DO THIS: Assemble all lines in which the string "Ecologic" appears.

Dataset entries
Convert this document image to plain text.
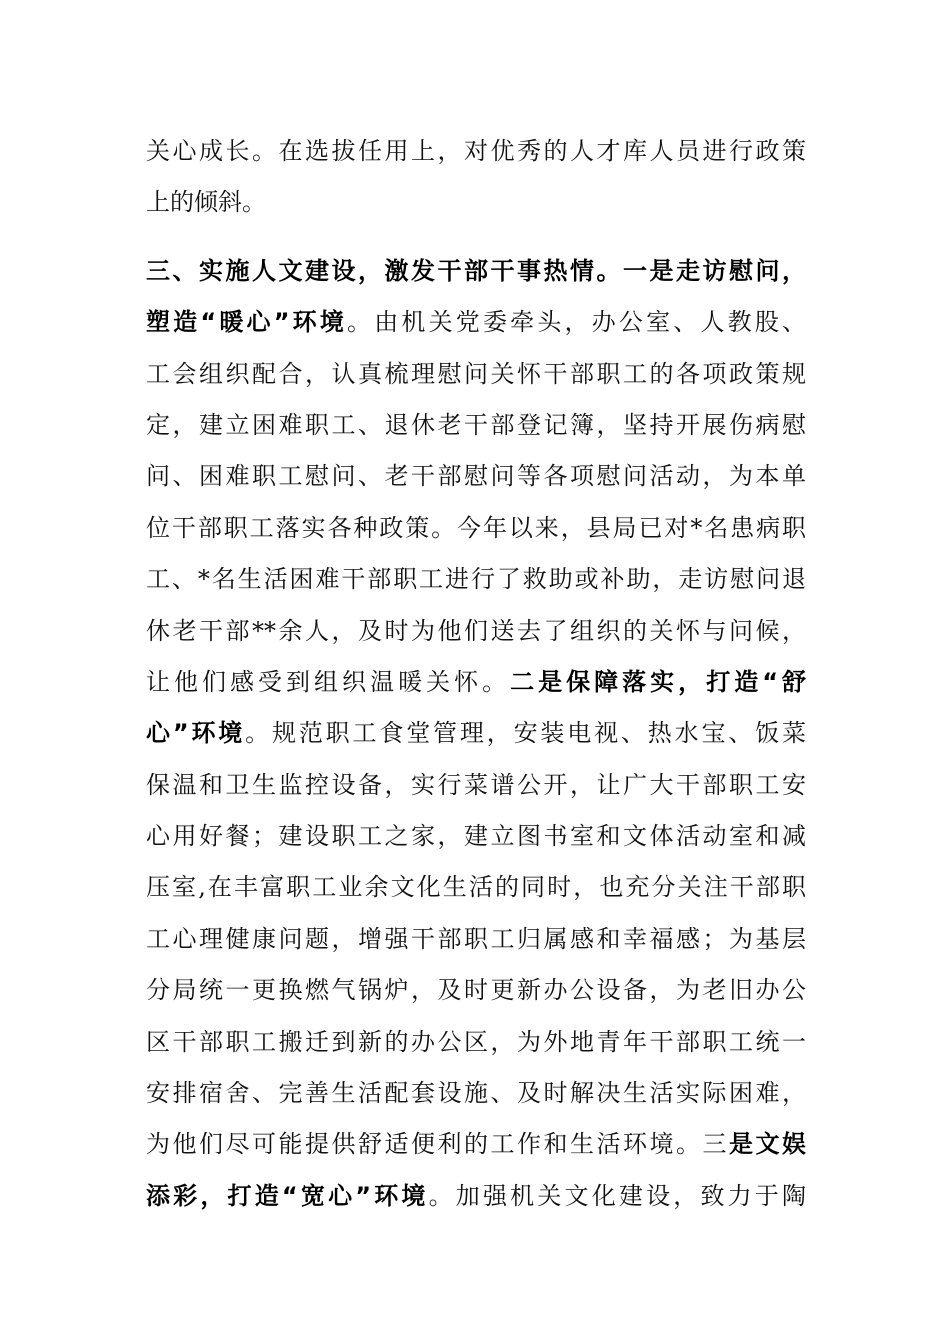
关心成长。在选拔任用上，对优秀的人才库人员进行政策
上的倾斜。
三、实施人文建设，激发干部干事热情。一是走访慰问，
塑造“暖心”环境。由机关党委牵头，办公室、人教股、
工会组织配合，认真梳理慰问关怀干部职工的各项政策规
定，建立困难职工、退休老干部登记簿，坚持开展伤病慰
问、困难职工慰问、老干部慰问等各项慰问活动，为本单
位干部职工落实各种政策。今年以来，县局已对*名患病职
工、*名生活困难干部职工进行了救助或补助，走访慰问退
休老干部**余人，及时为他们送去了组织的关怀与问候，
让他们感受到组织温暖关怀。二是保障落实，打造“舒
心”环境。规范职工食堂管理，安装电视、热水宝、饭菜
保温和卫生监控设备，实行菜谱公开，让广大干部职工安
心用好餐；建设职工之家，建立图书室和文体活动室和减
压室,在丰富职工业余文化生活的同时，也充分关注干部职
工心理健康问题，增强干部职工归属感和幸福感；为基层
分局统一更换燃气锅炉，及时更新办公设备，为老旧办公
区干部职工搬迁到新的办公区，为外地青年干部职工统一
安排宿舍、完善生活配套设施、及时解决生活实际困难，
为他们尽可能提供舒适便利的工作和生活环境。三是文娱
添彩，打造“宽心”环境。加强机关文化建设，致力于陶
---
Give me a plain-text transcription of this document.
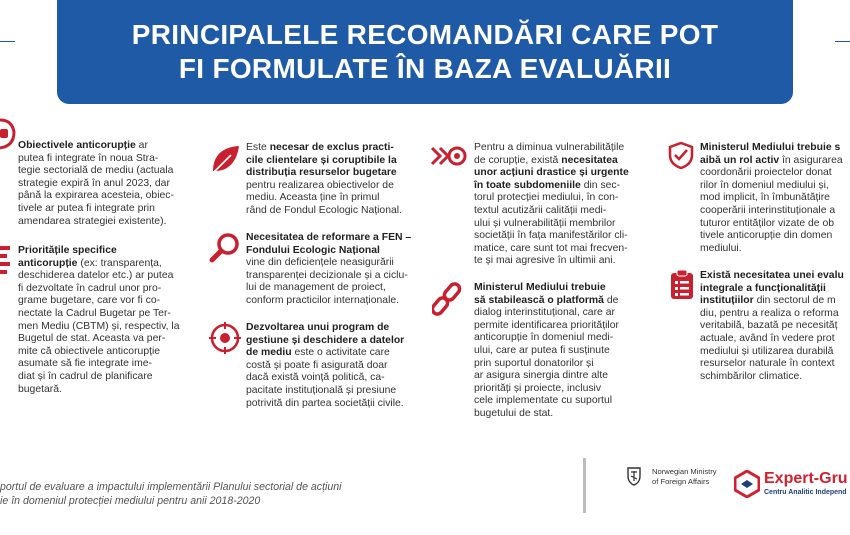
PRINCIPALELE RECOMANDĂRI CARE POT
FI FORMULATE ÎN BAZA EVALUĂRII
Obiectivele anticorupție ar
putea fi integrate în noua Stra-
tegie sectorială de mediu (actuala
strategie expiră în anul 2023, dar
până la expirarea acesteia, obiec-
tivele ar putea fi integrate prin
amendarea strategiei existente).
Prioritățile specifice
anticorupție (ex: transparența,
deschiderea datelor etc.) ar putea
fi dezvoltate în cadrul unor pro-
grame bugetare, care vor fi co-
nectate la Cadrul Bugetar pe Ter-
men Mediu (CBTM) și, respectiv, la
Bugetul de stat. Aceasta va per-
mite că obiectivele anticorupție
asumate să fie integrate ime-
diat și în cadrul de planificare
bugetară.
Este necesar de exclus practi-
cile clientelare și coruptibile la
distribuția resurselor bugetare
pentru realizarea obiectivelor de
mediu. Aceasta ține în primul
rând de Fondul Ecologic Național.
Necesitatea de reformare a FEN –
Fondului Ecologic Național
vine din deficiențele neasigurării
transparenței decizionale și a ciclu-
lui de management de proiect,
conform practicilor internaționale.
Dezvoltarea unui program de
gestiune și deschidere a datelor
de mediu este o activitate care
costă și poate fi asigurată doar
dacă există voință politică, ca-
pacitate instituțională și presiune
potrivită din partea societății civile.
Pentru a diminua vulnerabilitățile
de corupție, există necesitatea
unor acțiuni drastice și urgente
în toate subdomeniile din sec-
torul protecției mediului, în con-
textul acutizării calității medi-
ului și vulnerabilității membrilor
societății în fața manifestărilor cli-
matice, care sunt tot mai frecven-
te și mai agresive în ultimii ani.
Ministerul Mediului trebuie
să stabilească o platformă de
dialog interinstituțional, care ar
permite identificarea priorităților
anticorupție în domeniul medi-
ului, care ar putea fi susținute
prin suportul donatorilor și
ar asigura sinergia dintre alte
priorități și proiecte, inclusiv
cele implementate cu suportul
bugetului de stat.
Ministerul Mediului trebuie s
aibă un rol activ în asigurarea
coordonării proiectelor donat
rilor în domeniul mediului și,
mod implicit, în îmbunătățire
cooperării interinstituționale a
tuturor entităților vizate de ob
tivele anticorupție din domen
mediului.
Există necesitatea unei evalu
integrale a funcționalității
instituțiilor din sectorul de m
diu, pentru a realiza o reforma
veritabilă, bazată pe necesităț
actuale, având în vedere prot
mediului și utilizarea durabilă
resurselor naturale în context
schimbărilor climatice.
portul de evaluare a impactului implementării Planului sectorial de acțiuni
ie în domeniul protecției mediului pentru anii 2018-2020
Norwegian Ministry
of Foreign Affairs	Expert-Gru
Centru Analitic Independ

EXERCISE RESULT:
rând de Fondul Ecologic Național.
Fondului Ecologic Național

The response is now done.